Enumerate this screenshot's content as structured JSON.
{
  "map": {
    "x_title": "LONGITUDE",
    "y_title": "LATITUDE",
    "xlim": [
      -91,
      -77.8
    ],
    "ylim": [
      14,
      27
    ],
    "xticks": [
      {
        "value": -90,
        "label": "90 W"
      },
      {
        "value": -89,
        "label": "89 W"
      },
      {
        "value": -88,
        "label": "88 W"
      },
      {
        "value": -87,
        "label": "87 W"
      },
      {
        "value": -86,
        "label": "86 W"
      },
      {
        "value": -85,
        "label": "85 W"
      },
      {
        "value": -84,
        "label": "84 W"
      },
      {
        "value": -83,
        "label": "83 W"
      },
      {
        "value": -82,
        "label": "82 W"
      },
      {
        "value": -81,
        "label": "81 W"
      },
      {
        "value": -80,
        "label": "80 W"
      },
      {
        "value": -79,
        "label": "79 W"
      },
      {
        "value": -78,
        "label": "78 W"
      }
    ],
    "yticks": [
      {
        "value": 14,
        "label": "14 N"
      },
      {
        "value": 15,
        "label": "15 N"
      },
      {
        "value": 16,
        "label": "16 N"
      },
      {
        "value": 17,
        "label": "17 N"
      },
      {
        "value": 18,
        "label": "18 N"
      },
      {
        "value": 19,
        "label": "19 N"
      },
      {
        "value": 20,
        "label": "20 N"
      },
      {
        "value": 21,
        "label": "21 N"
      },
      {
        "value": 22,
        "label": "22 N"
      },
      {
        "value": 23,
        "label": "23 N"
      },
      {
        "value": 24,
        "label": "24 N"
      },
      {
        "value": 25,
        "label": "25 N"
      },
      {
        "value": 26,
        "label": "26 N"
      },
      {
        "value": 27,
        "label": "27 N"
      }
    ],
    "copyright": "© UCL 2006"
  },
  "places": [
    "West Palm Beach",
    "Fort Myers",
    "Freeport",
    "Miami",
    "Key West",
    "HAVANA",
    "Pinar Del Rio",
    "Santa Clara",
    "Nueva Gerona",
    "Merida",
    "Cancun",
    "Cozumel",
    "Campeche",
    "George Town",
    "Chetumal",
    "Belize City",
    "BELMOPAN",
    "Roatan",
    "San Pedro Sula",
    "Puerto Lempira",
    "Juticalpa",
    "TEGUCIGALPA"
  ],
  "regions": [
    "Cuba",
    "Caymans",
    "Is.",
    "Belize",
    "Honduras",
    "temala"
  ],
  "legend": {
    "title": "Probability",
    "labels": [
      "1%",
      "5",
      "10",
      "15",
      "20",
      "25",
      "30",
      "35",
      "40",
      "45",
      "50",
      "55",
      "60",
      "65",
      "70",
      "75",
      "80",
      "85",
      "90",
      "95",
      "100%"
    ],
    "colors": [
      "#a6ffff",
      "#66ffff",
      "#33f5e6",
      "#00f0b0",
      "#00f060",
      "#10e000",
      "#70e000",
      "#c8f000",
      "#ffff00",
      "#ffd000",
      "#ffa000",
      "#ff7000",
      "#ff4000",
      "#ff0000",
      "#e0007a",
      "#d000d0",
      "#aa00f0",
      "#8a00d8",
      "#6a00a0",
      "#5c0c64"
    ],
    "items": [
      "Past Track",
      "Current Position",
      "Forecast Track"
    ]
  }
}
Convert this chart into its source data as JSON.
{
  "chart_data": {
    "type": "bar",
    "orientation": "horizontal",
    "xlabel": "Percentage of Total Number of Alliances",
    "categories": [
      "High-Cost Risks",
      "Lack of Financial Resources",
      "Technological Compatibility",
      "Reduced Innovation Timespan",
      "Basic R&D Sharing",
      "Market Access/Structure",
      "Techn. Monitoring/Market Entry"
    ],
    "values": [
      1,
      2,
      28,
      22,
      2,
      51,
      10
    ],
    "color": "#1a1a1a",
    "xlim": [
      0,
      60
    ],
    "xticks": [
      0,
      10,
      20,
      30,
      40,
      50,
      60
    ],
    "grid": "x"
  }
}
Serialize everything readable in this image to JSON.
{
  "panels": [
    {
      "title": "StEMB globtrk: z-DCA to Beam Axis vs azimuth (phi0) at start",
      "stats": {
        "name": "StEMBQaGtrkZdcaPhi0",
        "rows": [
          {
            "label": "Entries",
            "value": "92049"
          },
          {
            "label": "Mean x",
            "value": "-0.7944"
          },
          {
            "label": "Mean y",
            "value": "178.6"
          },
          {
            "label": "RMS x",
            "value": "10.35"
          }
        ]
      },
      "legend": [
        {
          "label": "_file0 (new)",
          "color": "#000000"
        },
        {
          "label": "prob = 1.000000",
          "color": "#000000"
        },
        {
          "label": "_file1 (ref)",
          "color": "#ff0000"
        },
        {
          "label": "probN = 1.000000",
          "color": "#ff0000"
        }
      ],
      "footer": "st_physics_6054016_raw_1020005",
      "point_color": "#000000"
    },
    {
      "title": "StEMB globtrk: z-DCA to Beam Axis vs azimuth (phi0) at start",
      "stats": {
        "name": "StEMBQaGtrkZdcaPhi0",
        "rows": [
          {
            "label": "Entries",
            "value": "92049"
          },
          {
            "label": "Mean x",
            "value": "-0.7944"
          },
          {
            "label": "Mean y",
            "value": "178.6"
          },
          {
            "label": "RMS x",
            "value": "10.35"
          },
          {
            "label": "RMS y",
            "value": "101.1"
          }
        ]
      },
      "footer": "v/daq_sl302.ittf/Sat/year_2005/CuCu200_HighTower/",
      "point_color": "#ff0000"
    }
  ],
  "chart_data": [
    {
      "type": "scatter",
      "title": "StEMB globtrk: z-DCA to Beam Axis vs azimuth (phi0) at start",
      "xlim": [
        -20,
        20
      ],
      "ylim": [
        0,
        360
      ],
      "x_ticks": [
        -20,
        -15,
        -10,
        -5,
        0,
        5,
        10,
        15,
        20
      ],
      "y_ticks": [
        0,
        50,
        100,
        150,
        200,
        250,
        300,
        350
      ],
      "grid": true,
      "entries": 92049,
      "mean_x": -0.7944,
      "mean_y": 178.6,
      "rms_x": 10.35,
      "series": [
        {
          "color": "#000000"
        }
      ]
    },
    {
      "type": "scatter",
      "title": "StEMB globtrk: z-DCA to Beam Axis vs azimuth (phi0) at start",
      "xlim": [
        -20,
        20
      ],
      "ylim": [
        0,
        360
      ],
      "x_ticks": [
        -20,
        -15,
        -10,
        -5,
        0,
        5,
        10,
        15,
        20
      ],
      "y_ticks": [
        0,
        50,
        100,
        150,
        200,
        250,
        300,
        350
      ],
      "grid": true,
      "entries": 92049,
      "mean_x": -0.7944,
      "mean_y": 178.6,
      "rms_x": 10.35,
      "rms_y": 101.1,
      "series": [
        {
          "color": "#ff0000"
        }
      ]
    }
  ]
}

---------------

Return the whole listing exactly.

Enumerate this screenshot's content as structured JSON.
{
  "map": {
    "x_title": "LONGITUDE",
    "y_title": "LATITUDE",
    "xlim": [
      -91,
      -77.8
    ],
    "ylim": [
      14,
      27
    ],
    "xticks": [
      {
        "value": -90,
        "label": "90 W"
      },
      {
        "value": -89,
        "label": "89 W"
      },
      {
        "value": -88,
        "label": "88 W"
      },
      {
        "value": -87,
        "label": "87 W"
      },
      {
        "value": -86,
        "label": "86 W"
      },
      {
        "value": -85,
        "label": "85 W"
      },
      {
        "value": -84,
        "label": "84 W"
      },
      {
        "value": -83,
        "label": "83 W"
      },
      {
        "value": -82,
        "label": "82 W"
      },
      {
        "value": -81,
        "label": "81 W"
      },
      {
        "value": -80,
        "label": "80 W"
      },
      {
        "value": -79,
        "label": "79 W"
      },
      {
        "value": -78,
        "label": "78 W"
      }
    ],
    "yticks": [
      {
        "value": 14,
        "label": "14 N"
      },
      {
        "value": 15,
        "label": "15 N"
      },
      {
        "value": 16,
        "label": "16 N"
      },
      {
        "value": 17,
        "label": "17 N"
      },
      {
        "value": 18,
        "label": "18 N"
      },
      {
        "value": 19,
        "label": "19 N"
      },
      {
        "value": 20,
        "label": "20 N"
      },
      {
        "value": 21,
        "label": "21 N"
      },
      {
        "value": 22,
        "label": "22 N"
      },
      {
        "value": 23,
        "label": "23 N"
      },
      {
        "value": 24,
        "label": "24 N"
      },
      {
        "value": 25,
        "label": "25 N"
      },
      {
        "value": 26,
        "label": "26 N"
      },
      {
        "value": 27,
        "label": "27 N"
      }
    ],
    "copyright": "© UCL 2006"
  },
  "places": [
    "West Palm Beach",
    "Fort Myers",
    "Freeport",
    "Miami",
    "Key West",
    "HAVANA",
    "Pinar Del Rio",
    "Santa Clara",
    "Nueva Gerona",
    "Merida",
    "Cancun",
    "Cozumel",
    "Campeche",
    "George Town",
    "Chetumal",
    "Belize City",
    "BELMOPAN",
    "Roatan",
    "San Pedro Sula",
    "Puerto Lempira",
    "Juticalpa",
    "TEGUCIGALPA"
  ],
  "regions": [
    "Cuba",
    "Caymans",
    "Is.",
    "Belize",
    "Honduras",
    "temala"
  ],
  "legend": {
    "title": "Probability",
    "labels": [
      "1%",
      "5",
      "10",
      "15",
      "20",
      "25",
      "30",
      "35",
      "40",
      "45",
      "50",
      "55",
      "60",
      "65",
      "70",
      "75",
      "80",
      "85",
      "90",
      "95",
      "100%"
    ],
    "colors": [
      "#a6ffff",
      "#66ffff",
      "#33f5e6",
      "#00f0b0",
      "#00f060",
      "#10e000",
      "#70e000",
      "#c8f000",
      "#ffff00",
      "#ffd000",
      "#ffa000",
      "#ff7000",
      "#ff4000",
      "#ff0000",
      "#e0007a",
      "#d000d0",
      "#aa00f0",
      "#8a00d8",
      "#6a00a0",
      "#5c0c64"
    ],
    "items": [
      "Past Track",
      "Current Position",
      "Forecast Track"
    ]
  }
}
Convert this chart into its source data as JSON.
{
  "chart_data": {
    "type": "bar",
    "orientation": "horizontal",
    "xlabel": "Percentage of Total Number of Alliances",
    "categories": [
      "High-Cost Risks",
      "Lack of Financial Resources",
      "Technological Compatibility",
      "Reduced Innovation Timespan",
      "Basic R&D Sharing",
      "Market Access/Structure",
      "Techn. Monitoring/Market Entry"
    ],
    "values": [
      1,
      2,
      28,
      22,
      2,
      51,
      10
    ],
    "color": "#1a1a1a",
    "xlim": [
      0,
      60
    ],
    "xticks": [
      0,
      10,
      20,
      30,
      40,
      50,
      60
    ],
    "grid": "x"
  }
}
Serialize everything readable in this image to JSON.
{
  "panels": [
    {
      "title": "StEMB globtrk: z-DCA to Beam Axis vs azimuth (phi0) at start",
      "stats": {
        "name": "StEMBQaGtrkZdcaPhi0",
        "rows": [
          {
            "label": "Entries",
            "value": "92049"
          },
          {
            "label": "Mean x",
            "value": "-0.7944"
          },
          {
            "label": "Mean y",
            "value": "178.6"
          },
          {
            "label": "RMS x",
            "value": "10.35"
          }
        ]
      },
      "legend": [
        {
          "label": "_file0 (new)",
          "color": "#000000"
        },
        {
          "label": "prob = 1.000000",
          "color": "#000000"
        },
        {
          "label": "_file1 (ref)",
          "color": "#ff0000"
        },
        {
          "label": "probN = 1.000000",
          "color": "#ff0000"
        }
      ],
      "footer": "st_physics_6054016_raw_1020005",
      "point_color": "#000000"
    },
    {
      "title": "StEMB globtrk: z-DCA to Beam Axis vs azimuth (phi0) at start",
      "stats": {
        "name": "StEMBQaGtrkZdcaPhi0",
        "rows": [
          {
            "label": "Entries",
            "value": "92049"
          },
          {
            "label": "Mean x",
            "value": "-0.7944"
          },
          {
            "label": "Mean y",
            "value": "178.6"
          },
          {
            "label": "RMS x",
            "value": "10.35"
          },
          {
            "label": "RMS y",
            "value": "101.1"
          }
        ]
      },
      "footer": "v/daq_sl302.ittf/Sat/year_2005/CuCu200_HighTower/",
      "point_color": "#ff0000"
    }
  ],
  "chart_data": [
    {
      "type": "scatter",
      "title": "StEMB globtrk: z-DCA to Beam Axis vs azimuth (phi0) at start",
      "xlim": [
        -20,
        20
      ],
      "ylim": [
        0,
        360
      ],
      "x_ticks": [
        -20,
        -15,
        -10,
        -5,
        0,
        5,
        10,
        15,
        20
      ],
      "y_ticks": [
        0,
        50,
        100,
        150,
        200,
        250,
        300,
        350
      ],
      "grid": true,
      "entries": 92049,
      "mean_x": -0.7944,
      "mean_y": 178.6,
      "rms_x": 10.35,
      "series": [
        {
          "color": "#000000"
        }
      ]
    },
    {
      "type": "scatter",
      "title": "StEMB globtrk: z-DCA to Beam Axis vs azimuth (phi0) at start",
      "xlim": [
        -20,
        20
      ],
      "ylim": [
        0,
        360
      ],
      "x_ticks": [
        -20,
        -15,
        -10,
        -5,
        0,
        5,
        10,
        15,
        20
      ],
      "y_ticks": [
        0,
        50,
        100,
        150,
        200,
        250,
        300,
        350
      ],
      "grid": true,
      "entries": 92049,
      "mean_x": -0.7944,
      "mean_y": 178.6,
      "rms_x": 10.35,
      "rms_y": 101.1,
      "series": [
        {
          "color": "#ff0000"
        }
      ]
    }
  ]
}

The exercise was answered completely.